M. Hunter raconte l’origine et le développement progressif de la conspiration wahabite, qui, profitant de toutes les fautes du gouvernement, a jeté ses ramifications dans toutes les parties du territoire. Les wahabites, ces puritains de l’islamisme, se montrent encore plus intraitables sur les bords du Gange que dans leurs oasis de l’Arabie. « Voilà bientôt trois ans, écrit M. Vambéry[2], que les wahabis lancent avec une audace croissante leurs fusées révolutionnaires de leur quartier-général de Patna. Tantôt ils fomenteront une petite rébellion des tribus montagnardes, tantôt sous leur instigation un fedaji quelconque (c’est le nom que se donnent les enfans perdus de la conspiration) ira frapper un Européen inoffensif, afin de mériter le martyre, ou bien l’on verra un zélateur de cette secte prêcher ouvertement aux régimens de cipayes la révolte et la guerre sainte contre les infidèles, c’est-à-dire contre leurs maîtres. Et que font les Anglais en présence de ce jeu dangereux ? On est vraiment étonné qu’après les sacrifices terribles que leur a coûtés la dernière guerre, ils n’attachent pas plus d’importance aux manœuvres menaçantes d’un ennemi aussi rusé que fanatique… Quand on parle en Europe de fanatisme mahométan, on ne pense jamais qu’à l’islamisme de l’Asie occidentale ; or il ne faut pas oublier que le cheïk-il-islam de Constantinople lui-même n’est guère mieux qu’un infidèle aux yeux de ses coreligionnaires de Pechawer, de Delhi, de Lahore ; tel est le raffinement de la doctrine au centre de l’Asie. Dans le nord de l’Inde, le flambeau de la vraie dévotion n’est point Stamboul, c’est Bochara… »

M. Vambéry n’est pas de ceux qui en face de pareils adversaires tomberaient dans les sentimentalités d’une politique humanitaire et conciliatrice. Il trouve que l’on manque de vigueur, il regrette les gouverneurs comme lord Clive, il conseille au gouvernement d’être « plus résolument asiatique » dans ses possessions. C’est bien là aussi l’avis des fonctionnaires élevés dans les « bonnes traditions, » et celui d’une partie de la presse métropolitaine, comme le prouve le cas de M. Cowan. Il s’agit de la sanglante répression d’une révolte tentée au mois de janvier dernier par la secte d’ailleurs assez inoffensive des koukas, dans le voisinage du camp de Delhi. Cette secte, fondée il y a dix-huit

  1. Dr W. Hunter, Our Indian Musulmans, 1871.
  2. Gazette d’Augsbourg, 20 février 1872.

....

● LA CONSIGNE
Renvoyez, dans l'extrait sur la conspiration wahabite, tout le passage depuis « M. Vambéry n’est » jusqu'à « 20 février 1872. » inclus. Les lignes qui suivent ne sont pas nécessaires.

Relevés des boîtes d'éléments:
....

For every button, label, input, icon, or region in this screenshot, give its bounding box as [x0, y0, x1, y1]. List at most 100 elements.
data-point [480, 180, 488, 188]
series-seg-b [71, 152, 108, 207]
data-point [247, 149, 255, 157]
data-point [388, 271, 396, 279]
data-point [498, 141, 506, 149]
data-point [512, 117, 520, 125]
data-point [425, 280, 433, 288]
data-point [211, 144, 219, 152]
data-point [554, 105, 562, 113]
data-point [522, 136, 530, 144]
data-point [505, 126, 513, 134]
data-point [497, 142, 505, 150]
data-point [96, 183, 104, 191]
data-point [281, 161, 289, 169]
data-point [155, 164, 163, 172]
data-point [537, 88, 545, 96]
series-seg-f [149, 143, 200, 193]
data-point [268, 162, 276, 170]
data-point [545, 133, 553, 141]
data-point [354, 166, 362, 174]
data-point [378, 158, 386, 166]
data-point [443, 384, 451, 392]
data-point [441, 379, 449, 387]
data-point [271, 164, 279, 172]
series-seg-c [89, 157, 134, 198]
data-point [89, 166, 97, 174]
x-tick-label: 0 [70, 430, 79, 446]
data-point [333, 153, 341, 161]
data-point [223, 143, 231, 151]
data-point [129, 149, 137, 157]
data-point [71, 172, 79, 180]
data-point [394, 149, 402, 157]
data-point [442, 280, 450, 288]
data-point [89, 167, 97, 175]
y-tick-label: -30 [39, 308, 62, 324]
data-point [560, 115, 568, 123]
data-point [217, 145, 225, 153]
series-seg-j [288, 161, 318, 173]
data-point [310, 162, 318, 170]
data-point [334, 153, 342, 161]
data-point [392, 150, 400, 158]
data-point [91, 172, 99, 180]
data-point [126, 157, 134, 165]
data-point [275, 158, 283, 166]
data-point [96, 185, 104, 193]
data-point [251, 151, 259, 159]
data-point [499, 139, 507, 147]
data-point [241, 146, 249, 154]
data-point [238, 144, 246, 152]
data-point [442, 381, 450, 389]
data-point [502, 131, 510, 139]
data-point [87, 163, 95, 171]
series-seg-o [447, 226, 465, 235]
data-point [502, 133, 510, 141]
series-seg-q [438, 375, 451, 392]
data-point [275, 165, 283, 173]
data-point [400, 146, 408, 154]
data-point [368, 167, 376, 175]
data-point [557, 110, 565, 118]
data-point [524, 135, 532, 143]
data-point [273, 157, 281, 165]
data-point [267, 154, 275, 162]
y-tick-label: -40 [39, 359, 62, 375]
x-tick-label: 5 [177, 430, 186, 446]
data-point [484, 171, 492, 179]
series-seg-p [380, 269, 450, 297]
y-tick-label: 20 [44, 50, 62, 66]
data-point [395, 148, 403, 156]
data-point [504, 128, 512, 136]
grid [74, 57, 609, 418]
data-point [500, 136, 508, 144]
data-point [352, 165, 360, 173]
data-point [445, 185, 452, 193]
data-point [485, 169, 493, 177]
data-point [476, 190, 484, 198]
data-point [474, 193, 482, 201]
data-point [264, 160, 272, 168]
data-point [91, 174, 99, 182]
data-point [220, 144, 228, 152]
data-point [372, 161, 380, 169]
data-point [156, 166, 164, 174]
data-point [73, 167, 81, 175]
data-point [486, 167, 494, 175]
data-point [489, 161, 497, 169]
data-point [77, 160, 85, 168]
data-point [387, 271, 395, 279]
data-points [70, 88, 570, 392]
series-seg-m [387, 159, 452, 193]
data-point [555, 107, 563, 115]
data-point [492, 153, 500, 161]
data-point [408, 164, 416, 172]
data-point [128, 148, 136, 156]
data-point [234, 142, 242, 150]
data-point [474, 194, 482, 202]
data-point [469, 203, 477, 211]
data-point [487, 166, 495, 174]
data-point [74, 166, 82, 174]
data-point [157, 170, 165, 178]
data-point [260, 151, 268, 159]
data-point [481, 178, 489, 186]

....

● RÉSULTAT
M. Vambéry n’est pas de ceux qui en face de pareils adversaires tomberaient dans les sentimentalités d’une politique humanitaire et conciliatrice. Il trouve que l’on manque de vigueur, il regrette les gouverneurs comme lord Clive, il conseille au gouvernement d’être « plus résolument asiatique » dans ses possessions. C’est bien là aussi l’avis des fonctionnaires élevés dans les « bonnes traditions, » et celui d’une partie de la presse métropolitaine, comme le prouve le cas de M. Cowan. Il s’agit de la sanglante répression d’une révolte tentée au mois de janvier dernier par la secte d’ailleurs assez inoffensive des koukas, dans le voisinage du camp de Delhi. Cette secte, fondée il y a dix-huit

  1. Dr W. Hunter, Our Indian Musulmans, 1871.
  2. Gazette d’Augsbourg, 20 février 1872.